start Data listing
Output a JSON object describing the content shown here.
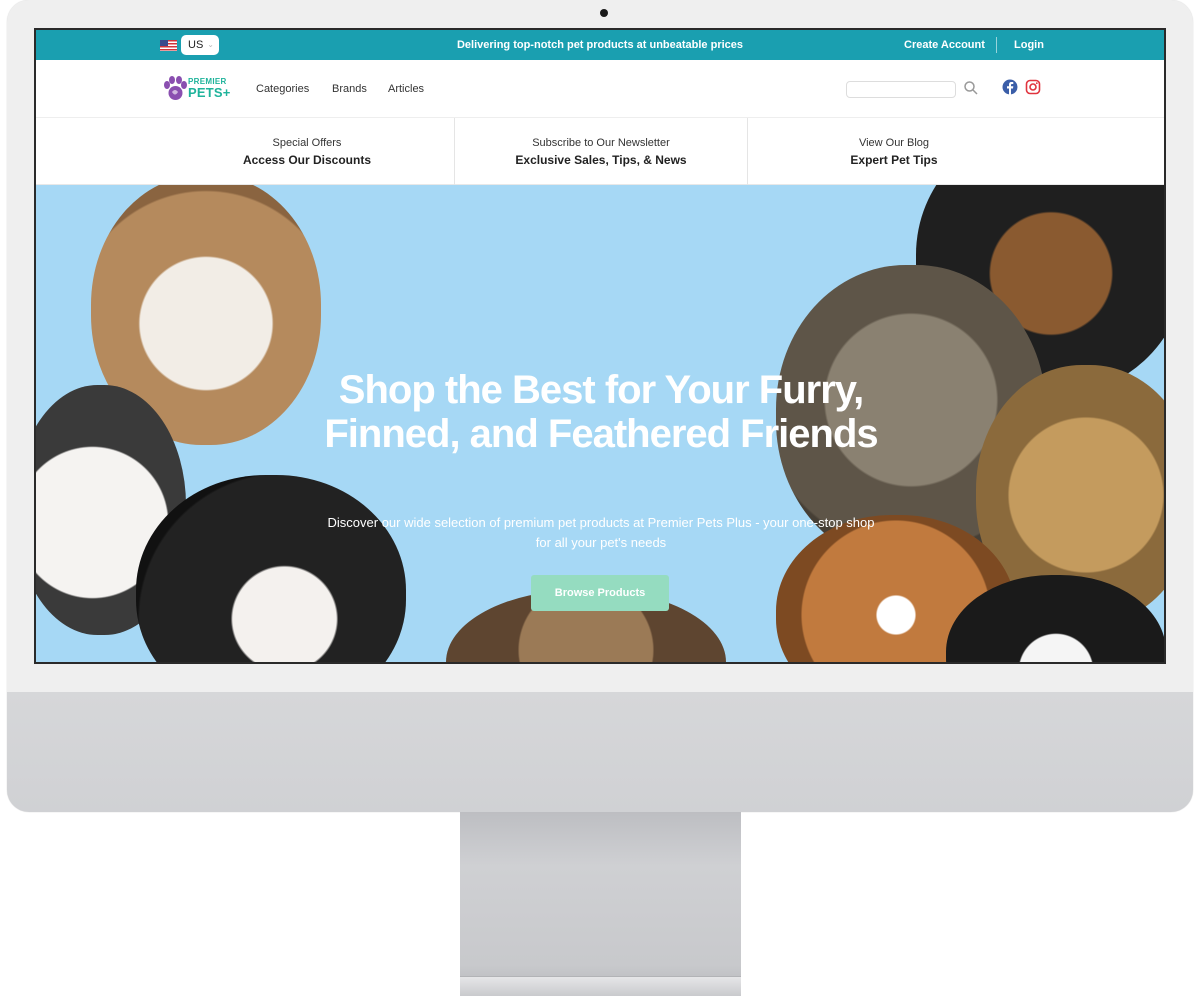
{
  "topbar": {
    "locale": "US",
    "tagline": "Delivering top-notch pet products at unbeatable prices",
    "create_account": "Create Account",
    "login": "Login",
    "color": "#1a9fb0"
  },
  "navbar": {
    "logo_line1": "PREMIER",
    "logo_line2": "PETS+",
    "links": [
      "Categories",
      "Brands",
      "Articles"
    ],
    "search_placeholder": "",
    "icons": [
      "search-icon",
      "facebook-icon",
      "instagram-icon"
    ]
  },
  "promo": [
    {
      "small": "Special Offers",
      "big": "Access Our Discounts"
    },
    {
      "small": "Subscribe to Our Newsletter",
      "big": "Exclusive Sales, Tips, & News"
    },
    {
      "small": "View Our Blog",
      "big": "Expert Pet Tips"
    }
  ],
  "hero": {
    "title": "Shop the Best for Your Furry, Finned, and Feathered Friends",
    "subtitle": "Discover our wide selection of premium pet products at Premier Pets Plus - your one-stop shop for all your pet's needs",
    "button": "Browse Products",
    "background_color": "#a6d8f5",
    "button_color": "#95dcc0"
  }
}
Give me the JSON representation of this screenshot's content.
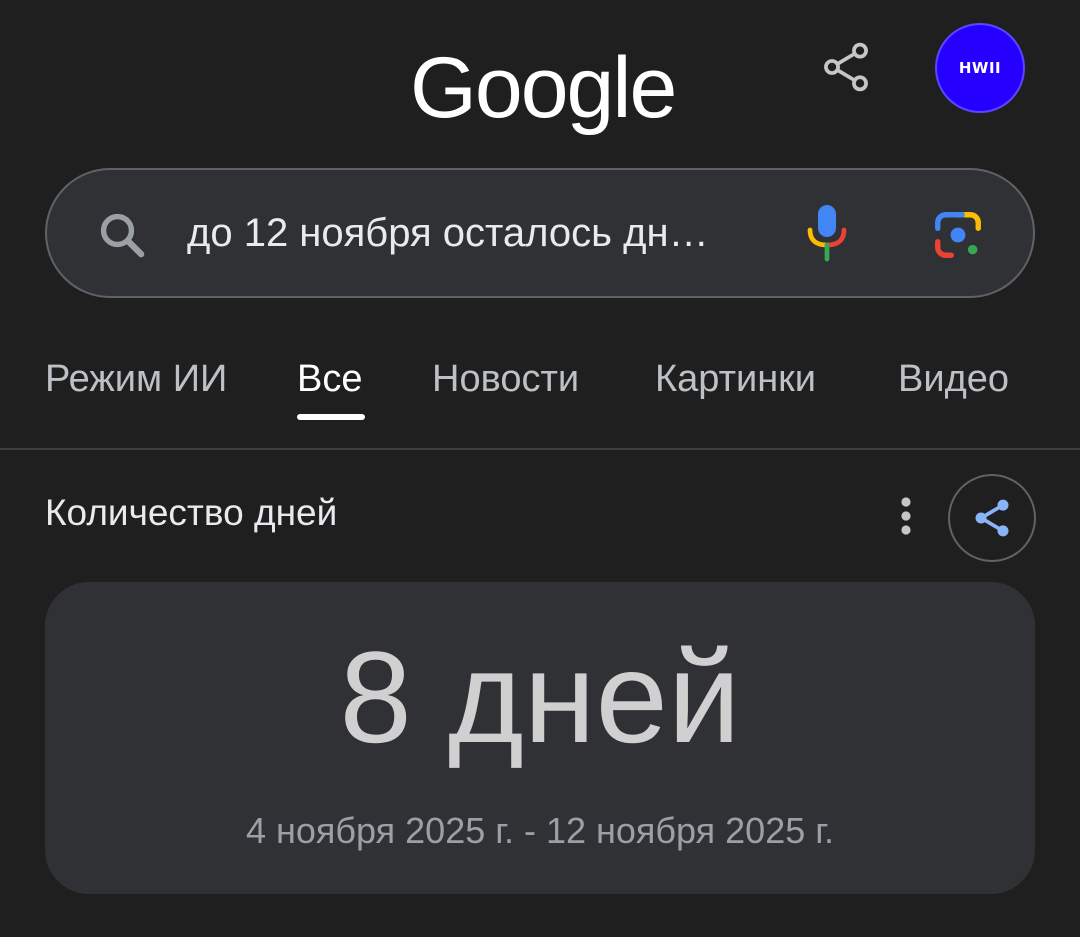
{
  "header": {
    "logo_text": "Google",
    "avatar_text": "HWII",
    "avatar_color": "#2600ff"
  },
  "search": {
    "query": "до 12 ноября осталось дн…",
    "icons": [
      "search-icon",
      "mic-icon",
      "lens-icon"
    ]
  },
  "tabs": [
    {
      "label": "Режим ИИ",
      "active": false
    },
    {
      "label": "Все",
      "active": true
    },
    {
      "label": "Новости",
      "active": false
    },
    {
      "label": "Картинки",
      "active": false
    },
    {
      "label": "Видео",
      "active": false
    }
  ],
  "card": {
    "title": "Количество дней",
    "result": "8 дней",
    "range": "4 ноября 2025 г. - 12 ноября 2025 г."
  },
  "colors": {
    "background": "#1f1f1f",
    "surface": "#303134",
    "accent_blue": "#8ab4f8"
  }
}
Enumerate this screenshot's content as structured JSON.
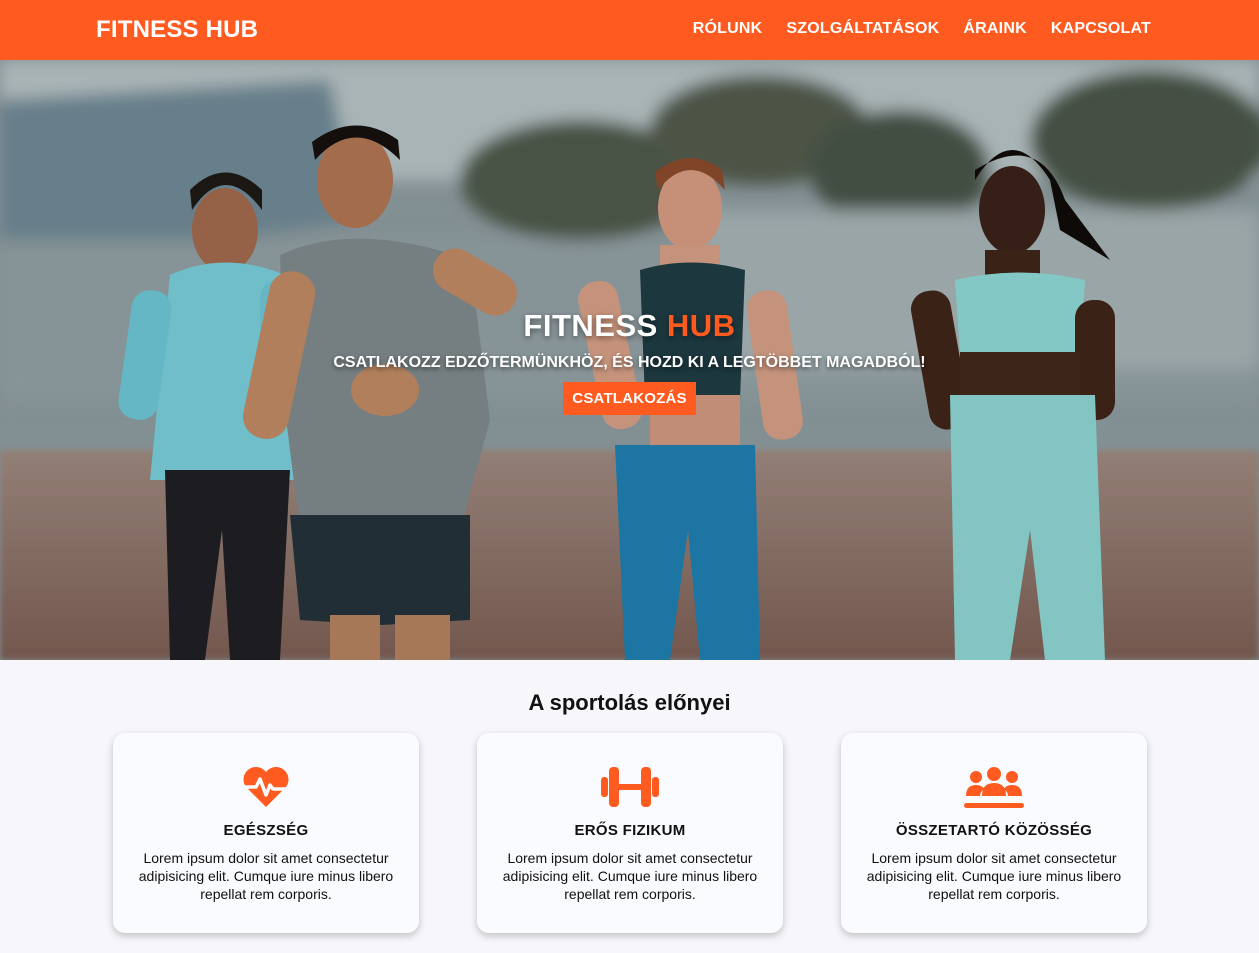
{
  "nav": {
    "brand": "FITNESS HUB",
    "links": [
      "RÓLUNK",
      "SZOLGÁLTATÁSOK",
      "ÁRAINK",
      "KAPCSOLAT"
    ]
  },
  "hero": {
    "title_main": "FITNESS",
    "title_accent": "HUB",
    "subtitle": "CSATLAKOZZ EDZŐTERMÜNKHÖZ, ÉS HOZD KI A LEGTÖBBET MAGADBÓL!",
    "cta": "CSATLAKOZÁS"
  },
  "benefits": {
    "title": "A sportolás előnyei",
    "cards": [
      {
        "icon": "heart-pulse-icon",
        "title": "EGÉSZSÉG",
        "text": "Lorem ipsum dolor sit amet consectetur adipisicing elit. Cumque iure minus libero repellat rem corporis."
      },
      {
        "icon": "dumbbell-icon",
        "title": "ERŐS FIZIKUM",
        "text": "Lorem ipsum dolor sit amet consectetur adipisicing elit. Cumque iure minus libero repellat rem corporis."
      },
      {
        "icon": "people-group-icon",
        "title": "ÖSSZETARTÓ KÖZÖSSÉG",
        "text": "Lorem ipsum dolor sit amet consectetur adipisicing elit. Cumque iure minus libero repellat rem corporis."
      }
    ]
  },
  "colors": {
    "accent": "#ff5a1f",
    "background": "#f7f7fb"
  }
}
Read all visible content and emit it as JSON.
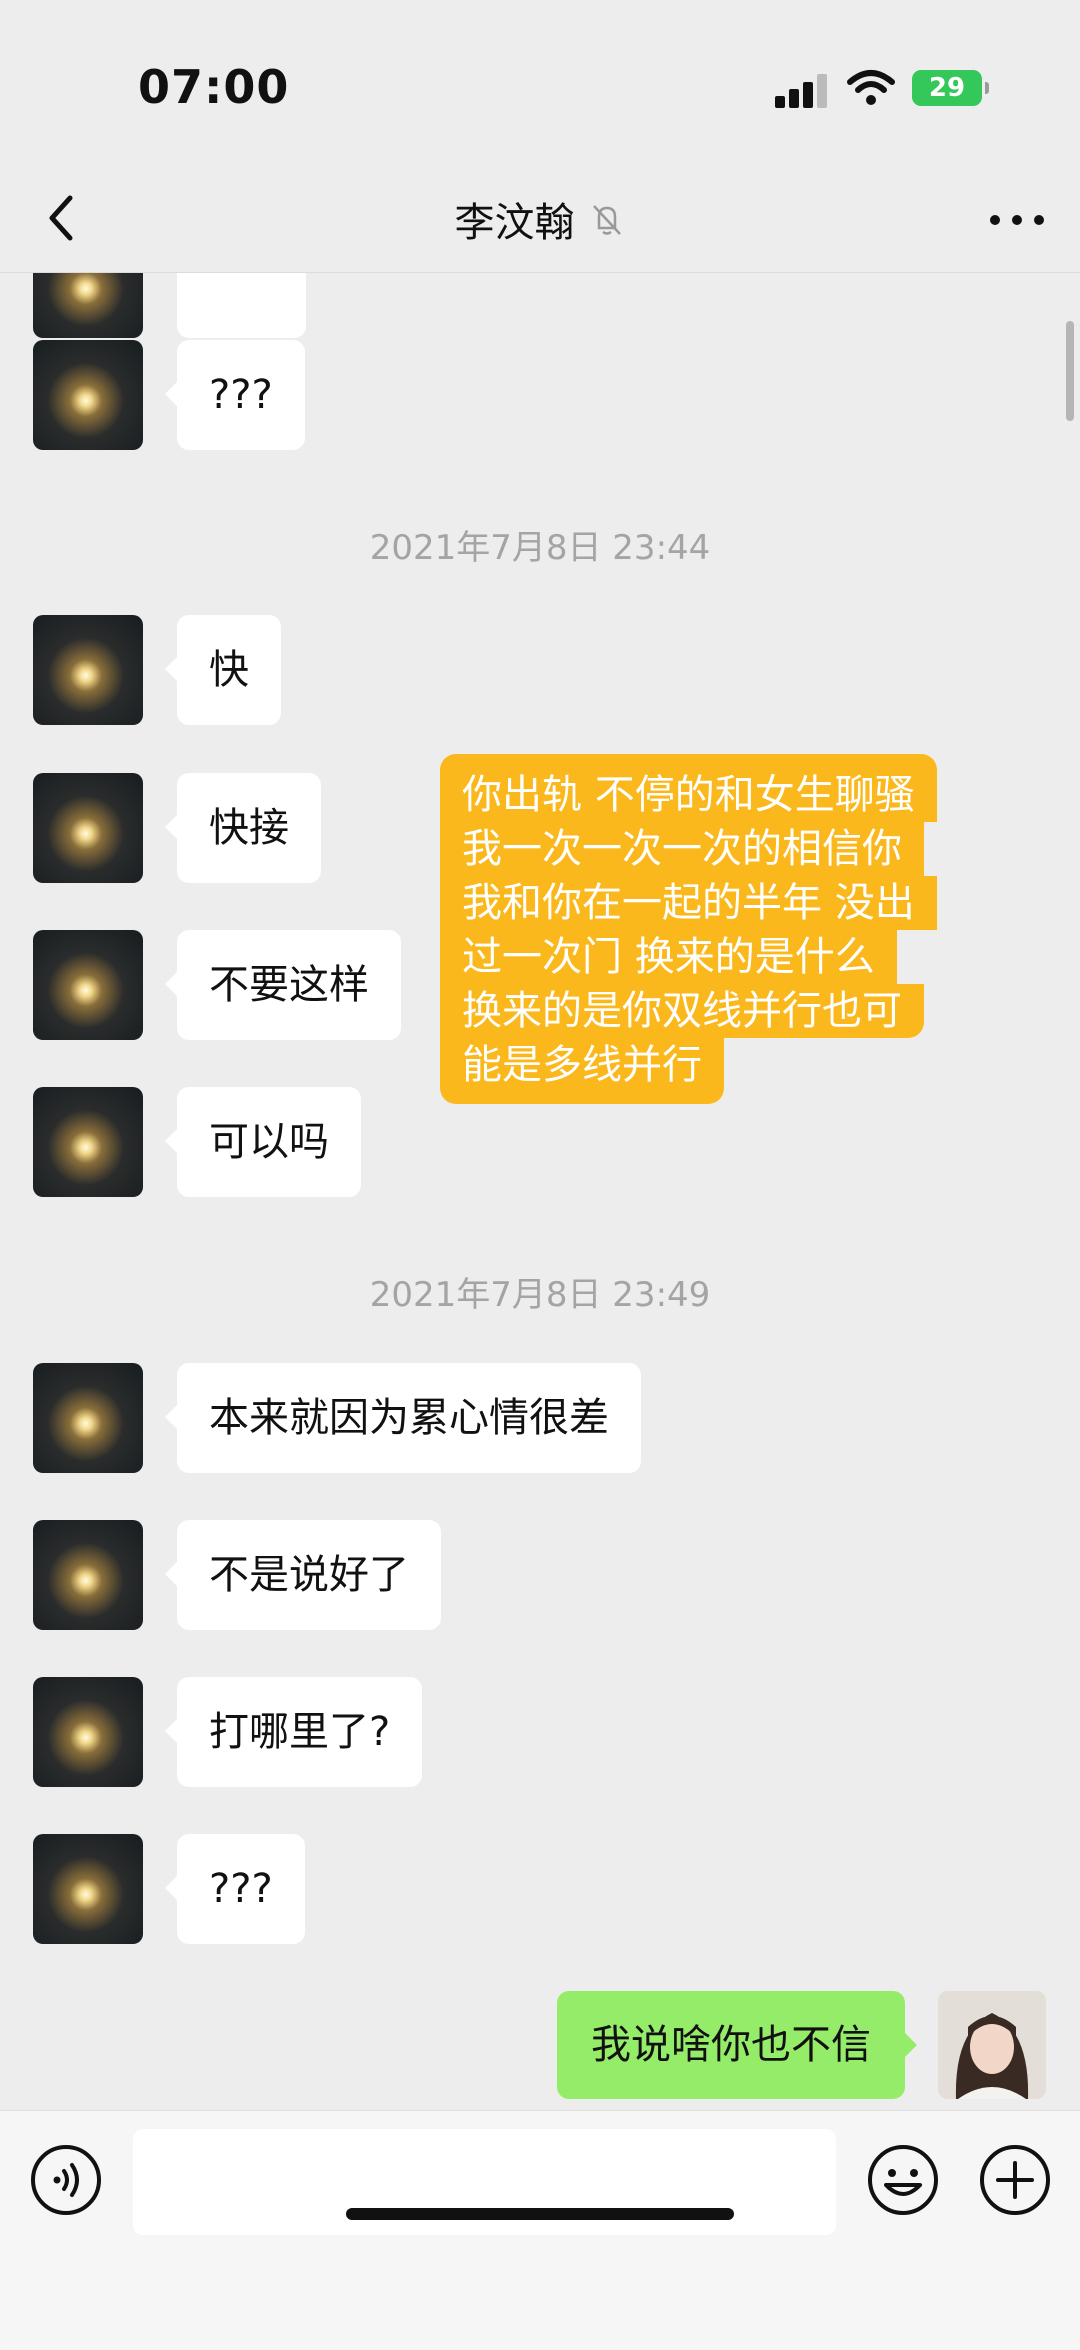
{
  "status": {
    "time": "07:00",
    "battery": "29"
  },
  "header": {
    "title": "李汶翰"
  },
  "messages": {
    "m0": "???",
    "ts1": "2021年7月8日 23:44",
    "m1": "快",
    "m2": "快接",
    "m3": "不要这样",
    "m4": "可以吗",
    "m5_lines": [
      "你出轨 不停的和女生聊骚",
      "我一次一次一次的相信你",
      "我和你在一起的半年 没出",
      "过一次门 换来的是什么",
      "换来的是你双线并行也可",
      "能是多线并行"
    ],
    "ts2": "2021年7月8日 23:49",
    "m6": "本来就因为累心情很差",
    "m7": "不是说好了",
    "m8": "打哪里了?",
    "m9": "???",
    "m10": "我说啥你也不信"
  },
  "icons": {
    "back": "chevron-left-icon",
    "mute": "bell-slash-icon",
    "more": "ellipsis-icon",
    "voice": "voice-icon",
    "emoji": "emoji-icon",
    "plus": "plus-circle-icon"
  },
  "colors": {
    "background": "#ededed",
    "incoming_bubble": "#ffffff",
    "highlight": "#fbb81d",
    "outgoing_bubble": "#95ec69",
    "battery": "#34c759"
  }
}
end Data listing
## Task details
Print the full listing exactly, dropping the pictures.

## Full output
Output a JSON object describing the content shown here.
{
  "topbar": {
    "locale": "US",
    "tagline": "Delivering top-notch pet products at unbeatable prices",
    "create_account": "Create Account",
    "login": "Login",
    "color": "#1a9fb0"
  },
  "navbar": {
    "logo_line1": "PREMIER",
    "logo_line2": "PETS+",
    "links": [
      "Categories",
      "Brands",
      "Articles"
    ],
    "search_placeholder": "",
    "icons": [
      "search-icon",
      "facebook-icon",
      "instagram-icon"
    ]
  },
  "promo": [
    {
      "small": "Special Offers",
      "big": "Access Our Discounts"
    },
    {
      "small": "Subscribe to Our Newsletter",
      "big": "Exclusive Sales, Tips, & News"
    },
    {
      "small": "View Our Blog",
      "big": "Expert Pet Tips"
    }
  ],
  "hero": {
    "title": "Shop the Best for Your Furry, Finned, and Feathered Friends",
    "subtitle": "Discover our wide selection of premium pet products at Premier Pets Plus - your one-stop shop for all your pet's needs",
    "button": "Browse Products",
    "background_color": "#a6d8f5",
    "button_color": "#95dcc0"
  }
}
Give me the JSON representation of this screenshot's content.
{
  "header": {
    "logo_text": "Google",
    "avatar_text": "HWII",
    "avatar_color": "#2600ff"
  },
  "search": {
    "query": "до 12 ноября осталось дн…",
    "icons": [
      "search-icon",
      "mic-icon",
      "lens-icon"
    ]
  },
  "tabs": [
    {
      "label": "Режим ИИ",
      "active": false
    },
    {
      "label": "Все",
      "active": true
    },
    {
      "label": "Новости",
      "active": false
    },
    {
      "label": "Картинки",
      "active": false
    },
    {
      "label": "Видео",
      "active": false
    }
  ],
  "card": {
    "title": "Количество дней",
    "result": "8 дней",
    "range": "4 ноября 2025 г. - 12 ноября 2025 г."
  },
  "colors": {
    "background": "#1f1f1f",
    "surface": "#303134",
    "accent_blue": "#8ab4f8"
  }
}
Enumerate this screenshot's content as structured JSON.
{
  "nav": {
    "brand": "FITNESS HUB",
    "links": [
      "RÓLUNK",
      "SZOLGÁLTATÁSOK",
      "ÁRAINK",
      "KAPCSOLAT"
    ]
  },
  "hero": {
    "title_main": "FITNESS",
    "title_accent": "HUB",
    "subtitle": "CSATLAKOZZ EDZŐTERMÜNKHÖZ, ÉS HOZD KI A LEGTÖBBET MAGADBÓL!",
    "cta": "CSATLAKOZÁS"
  },
  "benefits": {
    "title": "A sportolás előnyei",
    "cards": [
      {
        "icon": "heart-pulse-icon",
        "title": "EGÉSZSÉG",
        "text": "Lorem ipsum dolor sit amet consectetur adipisicing elit. Cumque iure minus libero repellat rem corporis."
      },
      {
        "icon": "dumbbell-icon",
        "title": "ERŐS FIZIKUM",
        "text": "Lorem ipsum dolor sit amet consectetur adipisicing elit. Cumque iure minus libero repellat rem corporis."
      },
      {
        "icon": "people-group-icon",
        "title": "ÖSSZETARTÓ KÖZÖSSÉG",
        "text": "Lorem ipsum dolor sit amet consectetur adipisicing elit. Cumque iure minus libero repellat rem corporis."
      }
    ]
  },
  "colors": {
    "accent": "#ff5a1f",
    "background": "#f7f7fb"
  }
}
Read all visible content and emit it as JSON.
{
  "status": {
    "time": "07:00",
    "battery": "29"
  },
  "header": {
    "title": "李汶翰"
  },
  "messages": {
    "m0": "???",
    "ts1": "2021年7月8日 23:44",
    "m1": "快",
    "m2": "快接",
    "m3": "不要这样",
    "m4": "可以吗",
    "m5_lines": [
      "你出轨 不停的和女生聊骚",
      "我一次一次一次的相信你",
      "我和你在一起的半年 没出",
      "过一次门 换来的是什么",
      "换来的是你双线并行也可",
      "能是多线并行"
    ],
    "ts2": "2021年7月8日 23:49",
    "m6": "本来就因为累心情很差",
    "m7": "不是说好了",
    "m8": "打哪里了?",
    "m9": "???",
    "m10": "我说啥你也不信"
  },
  "icons": {
    "back": "chevron-left-icon",
    "mute": "bell-slash-icon",
    "more": "ellipsis-icon",
    "voice": "voice-icon",
    "emoji": "emoji-icon",
    "plus": "plus-circle-icon"
  },
  "colors": {
    "background": "#ededed",
    "incoming_bubble": "#ffffff",
    "highlight": "#fbb81d",
    "outgoing_bubble": "#95ec69",
    "battery": "#34c759"
  }
}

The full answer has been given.